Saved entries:

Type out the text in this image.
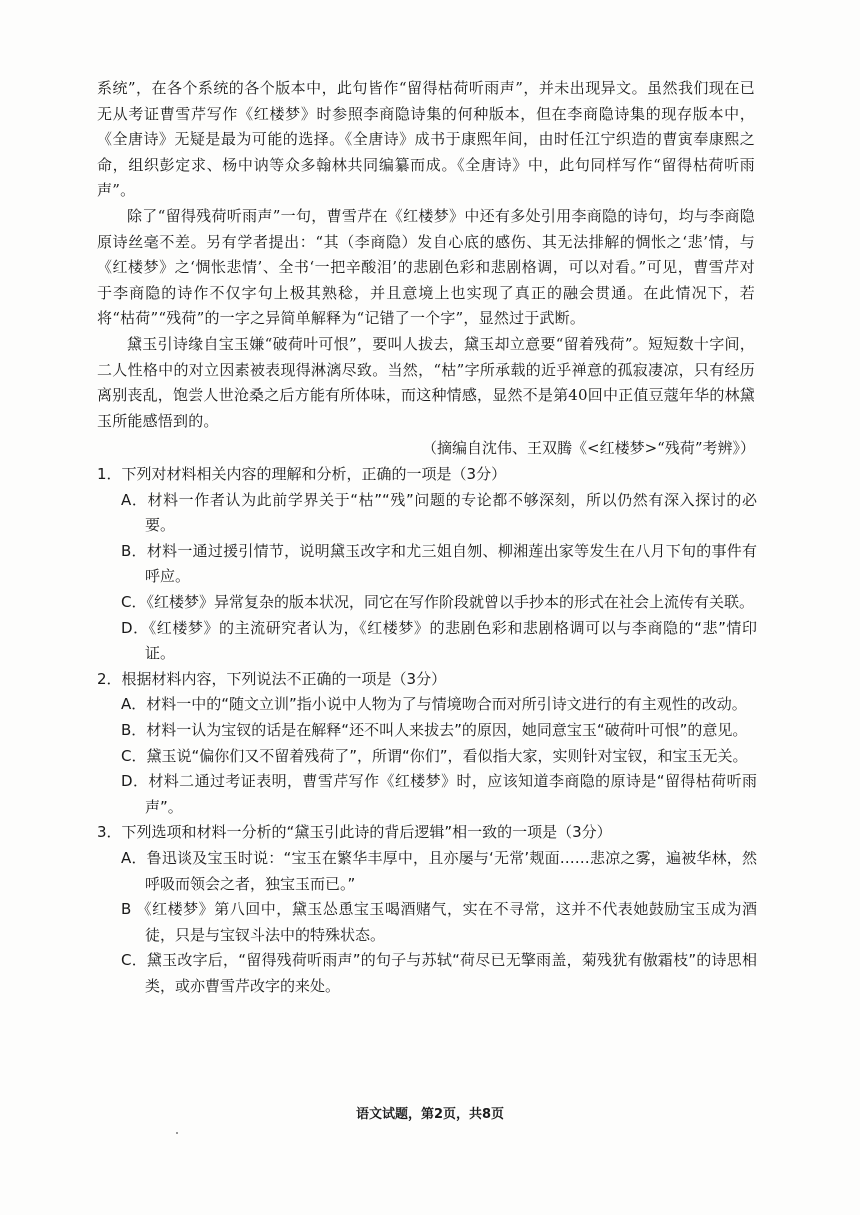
系统”，在各个系统的各个版本中，此句皆作“留得枯荷听雨声”，并未出现异文。虽然我们现在已无从考证曹雪芹写作《红楼梦》时参照李商隐诗集的何种版本，但在李商隐诗集的现存版本中，《全唐诗》无疑是最为可能的选择。《全唐诗》成书于康熙年间，由时任江宁织造的曹寅奉康熙之命，组织彭定求、杨中讷等众多翰林共同编纂而成。《全唐诗》中，此句同样写作“留得枯荷听雨声”。

除了“留得残荷听雨声”一句，曹雪芹在《红楼梦》中还有多处引用李商隐的诗句，均与李商隐原诗丝毫不差。另有学者提出：“其（李商隐）发自心底的感伤、其无法排解的惆怅之‘悲’情，与《红楼梦》之‘惆怅悲情’、全书‘一把辛酸泪’的悲剧色彩和悲剧格调，可以对看。”可见，曹雪芹对于李商隐的诗作不仅字句上极其熟稔，并且意境上也实现了真正的融会贯通。在此情况下，若将“枯荷”“残荷”的一字之异简单解释为“记错了一个字”，显然过于武断。

黛玉引诗缘自宝玉嫌“破荷叶可恨”，要叫人拔去，黛玉却立意要“留着残荷”。短短数十字间，二人性格中的对立因素被表现得淋漓尽致。当然，“枯”字所承载的近乎禅意的孤寂凄凉，只有经历离别丧乱，饱尝人世沧桑之后方能有所体味，而这种情感，显然不是第40回中正值豆蔻年华的林黛玉所能感悟到的。

（摘编自沈伟、王双腾《<红楼梦>“残荷”考辨》）

1．下列对材料相关内容的理解和分析，正确的一项是（3分）

A．材料一作者认为此前学界关于“枯”“残”问题的专论都不够深刻，所以仍然有深入探讨的必要。

B．材料一通过援引情节，说明黛玉改字和尤三姐自刎、柳湘莲出家等发生在八月下旬的事件有呼应。

C．《红楼梦》异常复杂的版本状况，同它在写作阶段就曾以手抄本的形式在社会上流传有关联。

D．《红楼梦》的主流研究者认为，《红楼梦》的悲剧色彩和悲剧格调可以与李商隐的“悲”情印证。

2．根据材料内容，下列说法不正确的一项是（3分）

A．材料一中的“随文立训”指小说中人物为了与情境吻合而对所引诗文进行的有主观性的改动。

B．材料一认为宝钗的话是在解释“还不叫人来拔去”的原因，她同意宝玉“破荷叶可恨”的意见。

C．黛玉说“偏你们又不留着残荷了”，所谓“你们”，看似指大家，实则针对宝钗，和宝玉无关。

D．材料二通过考证表明，曹雪芹写作《红楼梦》时，应该知道李商隐的原诗是“留得枯荷听雨声”。

3．下列选项和材料一分析的“黛玉引此诗的背后逻辑”相一致的一项是（3分）

A．鲁迅谈及宝玉时说：“宝玉在繁华丰厚中，且亦屡与‘无常’觌面……悲凉之雾，遍被华林，然呼吸而领会之者，独宝玉而已。”

B 《红楼梦》第八回中，黛玉怂恿宝玉喝酒赌气，实在不寻常，这并不代表她鼓励宝玉成为酒徒，只是与宝钗斗法中的特殊状态。

C．黛玉改字后，“留得残荷听雨声”的句子与苏轼“荷尽已无擎雨盖，菊残犹有傲霜枝”的诗思相类，或亦曹雪芹改字的来处。

语文试题，第2页，共8页
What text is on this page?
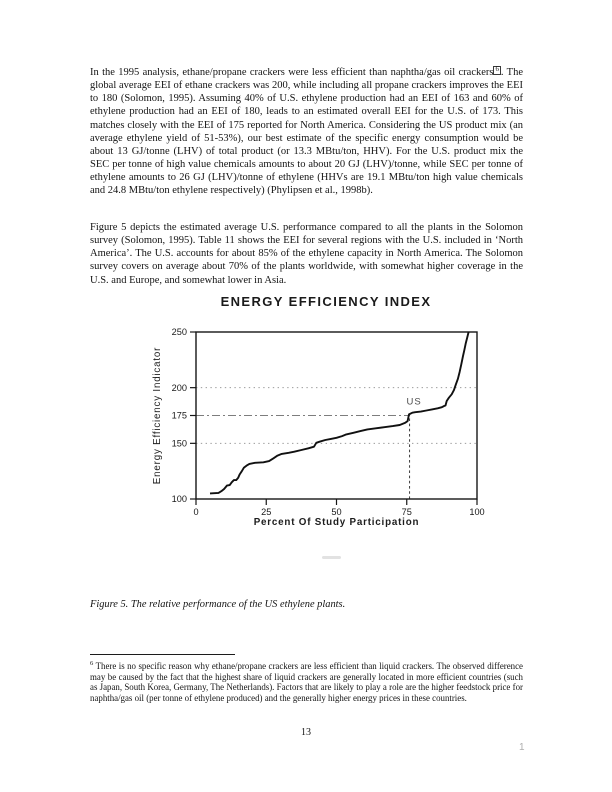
In the 1995 analysis, ethane/propane crackers were less efficient than naphtha/gas oil crackers $^6$ . The global average EEI of ethane crackers was 200, while including all propane crackers improves the EEI to 180 (Solomon, 1995). Assuming 40% of U.S. ethylene production had an EEI of 163 and 60% of ethylene production had an EEI of 180, leads to an estimated overall EEI for the U.S. of 173. This matches closely with the EEI of 175 reported for North America. Considering the US product mix (an average ethylene yield of 51-53%), our best estimate of the specific energy consumption would be about 13 GJ/tonne (LHV) of total product (or 13.3 MBtu/ton, HHV). For the U.S. product mix the SEC per tonne of high value chemicals amounts to about 20 GJ (LHV)/tonne, while SEC per tonne of ethylene amounts to 26 GJ (LHV)/tonne of ethylene (HHVs are 19.1 MBtu/ton high value chemicals and 24.8 MBtu/ton ethylene respectively) (Phylipsen et al., 1998b).

Figure 5 depicts the estimated average U.S. performance compared to all the plants in the Solomon survey (Solomon, 1995). Table 11 shows the EEI for several regions with the U.S. included in ‘North America’. The U.S. accounts for about 85% of the ethylene capacity in North America. The Solomon survey covers on average about 70% of the plants worldwide, with somewhat higher coverage in the U.S. and Europe, and somewhat lower in Asia.

ENERGY EFFICIENCY INDEX

100
150
175
200
250
0	25	50	75	100
US
Percent Of Study Participation
Energy Efficiency Indicator

Figure 5. The relative performance of the US ethylene plants.

$^6$ There is no specific reason why ethane/propane crackers are less efficient than liquid crackers. The observed difference may be caused by the fact that the highest share of liquid crackers are generally located in more efficient countries (such as Japan, South Korea, Germany, The Netherlands). Factors that are likely to play a role are the higher feedstock price for naphtha/gas oil (per tonne of ethylene produced) and the generally higher energy prices in these countries.

13
1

_AIM_
Pick each line holding the word "North" out of the listing.

_PROBLEM SOLUTION_
In the 1995 analysis, ethane/propane crackers were less efficient than naphtha/gas oil crackers $^6$ . The global average EEI of ethane crackers was 200, while including all propane crackers improves the EEI to 180 (Solomon, 1995). Assuming 40% of U.S. ethylene production had an EEI of 163 and 60% of ethylene production had an EEI of 180, leads to an estimated overall EEI for the U.S. of 173. This matches closely with the EEI of 175 reported for North America. Considering the US product mix (an average ethylene yield of 51-53%), our best estimate of the specific energy consumption would be about 13 GJ/tonne (LHV) of total product (or 13.3 MBtu/ton, HHV). For the U.S. product mix the SEC per tonne of high value chemicals amounts to about 20 GJ (LHV)/tonne, while SEC per tonne of ethylene amounts to 26 GJ (LHV)/tonne of ethylene (HHVs are 19.1 MBtu/ton high value chemicals and 24.8 MBtu/ton ethylene respectively) (Phylipsen et al., 1998b).
Figure 5 depicts the estimated average U.S. performance compared to all the plants in the Solomon survey (Solomon, 1995). Table 11 shows the EEI for several regions with the U.S. included in ‘North America’. The U.S. accounts for about 85% of the ethylene capacity in North America. The Solomon survey covers on average about 70% of the plants worldwide, with somewhat higher coverage in the U.S. and Europe, and somewhat lower in Asia.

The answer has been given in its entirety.